> [Collected data]:
- - - -
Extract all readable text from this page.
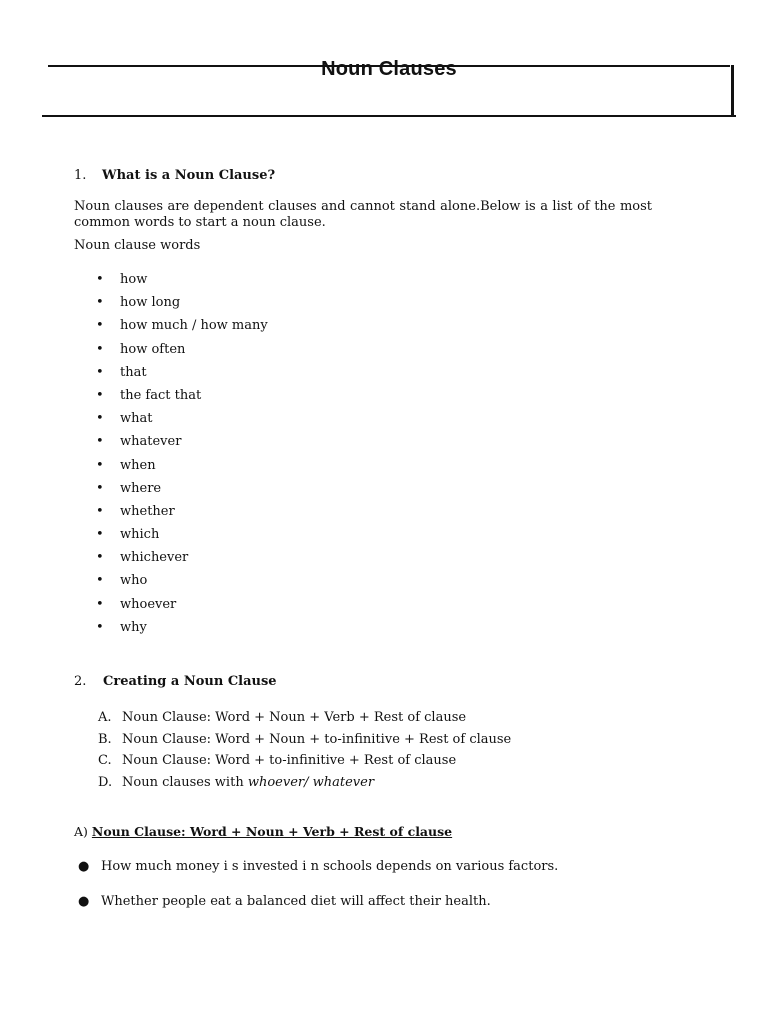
Noun Clauses
1. What is a Noun Clause?
Noun clauses are dependent clauses and cannot stand alone.Below is a list of the most common words to start a noun clause.
Noun clause words
• how
• how long
• how much / how many
• how often
• that
• the fact that
• what
• whatever
• when
• where
• whether
• which
• whichever
• who
• whoever
• why
2. Creating a Noun Clause
A. Noun Clause: Word + Noun + Verb + Rest of clause
B. Noun Clause: Word + Noun + to-infinitive + Rest of clause
C. Noun Clause: Word + to-infinitive + Rest of clause
D. Noun clauses with whoever/ whatever
A) Noun Clause: Word + Noun + Verb + Rest of clause
● How much money i s invested i n schools depends on various factors.
● Whether people eat a balanced diet will affect their health.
- - - -
> [Exercise requirements]: Write the records out once more, exactly as they appear, with no pictures.

> [Solution to this problem]:
Extract all readable text from this page.
Noun Clauses
1. What is a Noun Clause?
Noun clauses are dependent clauses and cannot stand alone.Below is a list of the most common words to start a noun clause.
Noun clause words
• how
• how long
• how much / how many
• how often
• that
• the fact that
• what
• whatever
• when
• where
• whether
• which
• whichever
• who
• whoever
• why
2. Creating a Noun Clause
A. Noun Clause: Word + Noun + Verb + Rest of clause
B. Noun Clause: Word + Noun + to-infinitive + Rest of clause
C. Noun Clause: Word + to-infinitive + Rest of clause
D. Noun clauses with whoever/ whatever
A) Noun Clause: Word + Noun + Verb + Rest of clause
● How much money i s invested i n schools depends on various factors.
● Whether people eat a balanced diet will affect their health.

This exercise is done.